== THE EXERCISE ==
Read through the entries below and return each line with the word "name".

(Figure data in JSON)
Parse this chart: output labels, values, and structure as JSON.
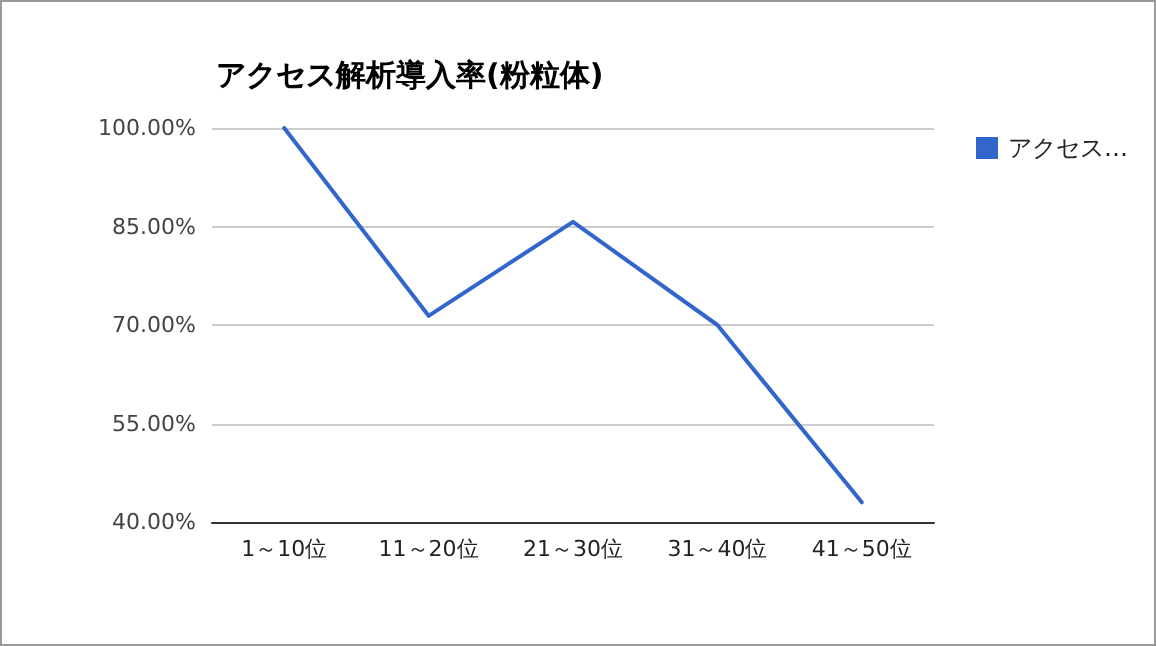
{
  "chart_data": {
    "type": "line",
    "title": "アクセス解析導入率(粉粒体)",
    "categories": [
      "1～10位",
      "11～20位",
      "21～30位",
      "31～40位",
      "41～50位"
    ],
    "series": [
      {
        "name": "アクセス…",
        "color": "#3366cc",
        "values": [
          100,
          71.4,
          85.7,
          70,
          43
        ]
      }
    ],
    "ylim": [
      40,
      100
    ],
    "yticks": [
      {
        "value": 40,
        "label": "40.00%"
      },
      {
        "value": 55,
        "label": "55.00%"
      },
      {
        "value": 70,
        "label": "70.00%"
      },
      {
        "value": 85,
        "label": "85.00%"
      },
      {
        "value": 100,
        "label": "100.00%"
      }
    ],
    "grid": "y",
    "legend": "top right",
    "marker": "none",
    "line_style": "solid"
  }
}
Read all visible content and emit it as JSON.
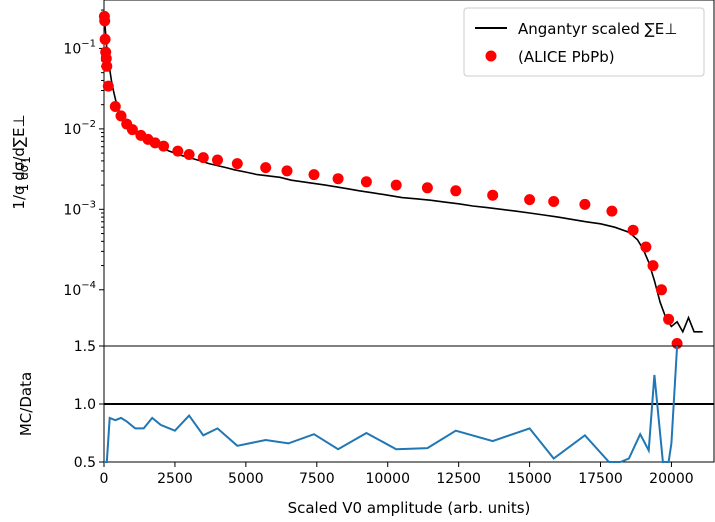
{
  "chart_data": [
    {
      "type": "line",
      "panel": "main",
      "yscale": "log",
      "xlim": [
        0,
        21500
      ],
      "ylim": [
        2e-05,
        0.4
      ],
      "ylabel": "1/σ dσ/d∑E⊥",
      "yticks": [
        {
          "value": 0.1,
          "mant": "10",
          "exp": "−1"
        },
        {
          "value": 0.01,
          "mant": "10",
          "exp": "−2"
        },
        {
          "value": 0.001,
          "mant": "10",
          "exp": "−3"
        },
        {
          "value": 0.0001,
          "mant": "10",
          "exp": "−4"
        }
      ],
      "legend": {
        "position": "top-right",
        "entries": [
          {
            "label": "Angantyr scaled ∑E⊥",
            "kind": "line",
            "color": "#000000"
          },
          {
            "label": "(ALICE PbPb)",
            "kind": "marker",
            "color": "#ff0000"
          }
        ]
      },
      "series": [
        {
          "name": "Angantyr scaled ∑E⊥",
          "color": "#000000",
          "points": [
            [
              0,
              0.26
            ],
            [
              30,
              0.2
            ],
            [
              60,
              0.15
            ],
            [
              100,
              0.1
            ],
            [
              150,
              0.075
            ],
            [
              200,
              0.055
            ],
            [
              260,
              0.04
            ],
            [
              330,
              0.03
            ],
            [
              420,
              0.022
            ],
            [
              520,
              0.017
            ],
            [
              640,
              0.014
            ],
            [
              780,
              0.0115
            ],
            [
              930,
              0.01
            ],
            [
              1100,
              0.0088
            ],
            [
              1300,
              0.0078
            ],
            [
              1500,
              0.0072
            ],
            [
              1700,
              0.0066
            ],
            [
              1900,
              0.0061
            ],
            [
              2100,
              0.0057
            ],
            [
              2300,
              0.0053
            ],
            [
              2500,
              0.005
            ],
            [
              2700,
              0.0047
            ],
            [
              2900,
              0.0045
            ],
            [
              3100,
              0.0043
            ],
            [
              3400,
              0.004
            ],
            [
              3700,
              0.0037
            ],
            [
              4000,
              0.0035
            ],
            [
              4300,
              0.0033
            ],
            [
              4600,
              0.0031
            ],
            [
              5000,
              0.0029
            ],
            [
              5400,
              0.0027
            ],
            [
              5800,
              0.0026
            ],
            [
              6200,
              0.0025
            ],
            [
              6600,
              0.0023
            ],
            [
              7000,
              0.0022
            ],
            [
              7400,
              0.0021
            ],
            [
              7800,
              0.002
            ],
            [
              8200,
              0.0019
            ],
            [
              8600,
              0.0018
            ],
            [
              9000,
              0.0017
            ],
            [
              9500,
              0.0016
            ],
            [
              10000,
              0.0015
            ],
            [
              10500,
              0.0014
            ],
            [
              11000,
              0.00135
            ],
            [
              11500,
              0.0013
            ],
            [
              12000,
              0.00123
            ],
            [
              12500,
              0.00117
            ],
            [
              13000,
              0.0011
            ],
            [
              13500,
              0.00105
            ],
            [
              14000,
              0.001
            ],
            [
              14500,
              0.00095
            ],
            [
              15000,
              0.0009
            ],
            [
              15500,
              0.00085
            ],
            [
              16000,
              0.0008
            ],
            [
              16500,
              0.00075
            ],
            [
              17000,
              0.0007
            ],
            [
              17500,
              0.00066
            ],
            [
              18000,
              0.0006
            ],
            [
              18500,
              0.00052
            ],
            [
              18800,
              0.00042
            ],
            [
              19000,
              0.00032
            ],
            [
              19200,
              0.00022
            ],
            [
              19400,
              0.00013
            ],
            [
              19600,
              7e-05
            ],
            [
              19800,
              4.5e-05
            ],
            [
              20000,
              3.5e-05
            ],
            [
              20200,
              4e-05
            ],
            [
              20400,
              3e-05
            ],
            [
              20600,
              4.5e-05
            ],
            [
              20800,
              3e-05
            ],
            [
              21100,
              3e-05
            ]
          ]
        },
        {
          "name": "(ALICE PbPb)",
          "color": "#ff0000",
          "points": [
            [
              15,
              0.25
            ],
            [
              25,
              0.22
            ],
            [
              40,
              0.13
            ],
            [
              60,
              0.09
            ],
            [
              80,
              0.075
            ],
            [
              100,
              0.06
            ],
            [
              150,
              0.034
            ],
            [
              400,
              0.019
            ],
            [
              600,
              0.0145
            ],
            [
              800,
              0.0115
            ],
            [
              1000,
              0.0098
            ],
            [
              1300,
              0.0083
            ],
            [
              1550,
              0.0074
            ],
            [
              1800,
              0.0067
            ],
            [
              2100,
              0.0061
            ],
            [
              2600,
              0.0053
            ],
            [
              3000,
              0.0048
            ],
            [
              3500,
              0.0044
            ],
            [
              4000,
              0.0041
            ],
            [
              4700,
              0.0037
            ],
            [
              5700,
              0.0033
            ],
            [
              6450,
              0.003
            ],
            [
              7400,
              0.0027
            ],
            [
              8250,
              0.0024
            ],
            [
              9250,
              0.0022
            ],
            [
              10300,
              0.002
            ],
            [
              11400,
              0.00185
            ],
            [
              12400,
              0.0017
            ],
            [
              13700,
              0.0015
            ],
            [
              15000,
              0.00132
            ],
            [
              15850,
              0.00125
            ],
            [
              16950,
              0.00115
            ],
            [
              17900,
              0.00095
            ],
            [
              18650,
              0.00055
            ],
            [
              19100,
              0.00034
            ],
            [
              19350,
              0.0002
            ],
            [
              19650,
              0.0001
            ],
            [
              19900,
              4.3e-05
            ],
            [
              20200,
              2.15e-05
            ]
          ]
        }
      ]
    },
    {
      "type": "line",
      "panel": "ratio",
      "ylabel": "MC/Data",
      "xlabel": "Scaled V0 amplitude (arb. units)",
      "xlim": [
        0,
        21500
      ],
      "ylim": [
        0.5,
        1.5
      ],
      "xticks": [
        "0",
        "2500",
        "5000",
        "7500",
        "10000",
        "12500",
        "15000",
        "17500",
        "20000"
      ],
      "yticks": [
        "0.5",
        "1.0",
        "1.5"
      ],
      "reference_line": 1.0,
      "series": [
        {
          "name": "",
          "color": "#1f77b4",
          "points": [
            [
              0,
              0.5
            ],
            [
              100,
              0.5
            ],
            [
              200,
              0.88
            ],
            [
              400,
              0.86
            ],
            [
              600,
              0.88
            ],
            [
              800,
              0.85
            ],
            [
              1100,
              0.79
            ],
            [
              1400,
              0.79
            ],
            [
              1700,
              0.88
            ],
            [
              2000,
              0.82
            ],
            [
              2500,
              0.77
            ],
            [
              3000,
              0.9
            ],
            [
              3500,
              0.73
            ],
            [
              4000,
              0.79
            ],
            [
              4700,
              0.64
            ],
            [
              5700,
              0.69
            ],
            [
              6500,
              0.66
            ],
            [
              7400,
              0.74
            ],
            [
              8250,
              0.61
            ],
            [
              9250,
              0.75
            ],
            [
              10300,
              0.61
            ],
            [
              11400,
              0.62
            ],
            [
              12400,
              0.77
            ],
            [
              13700,
              0.68
            ],
            [
              15000,
              0.79
            ],
            [
              15850,
              0.53
            ],
            [
              16950,
              0.73
            ],
            [
              17800,
              0.5
            ],
            [
              18200,
              0.5
            ],
            [
              18500,
              0.53
            ],
            [
              18900,
              0.74
            ],
            [
              19200,
              0.6
            ],
            [
              19400,
              1.25
            ],
            [
              19700,
              0.5
            ],
            [
              19900,
              0.5
            ],
            [
              20000,
              0.66
            ],
            [
              20200,
              1.5
            ]
          ]
        }
      ]
    }
  ]
}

== EXERCISE RESPONSE ==
        "name": "アクセス…",
          "name": "Angantyr scaled ∑E⊥",
          "name": "(ALICE PbPb)",
          "name": "",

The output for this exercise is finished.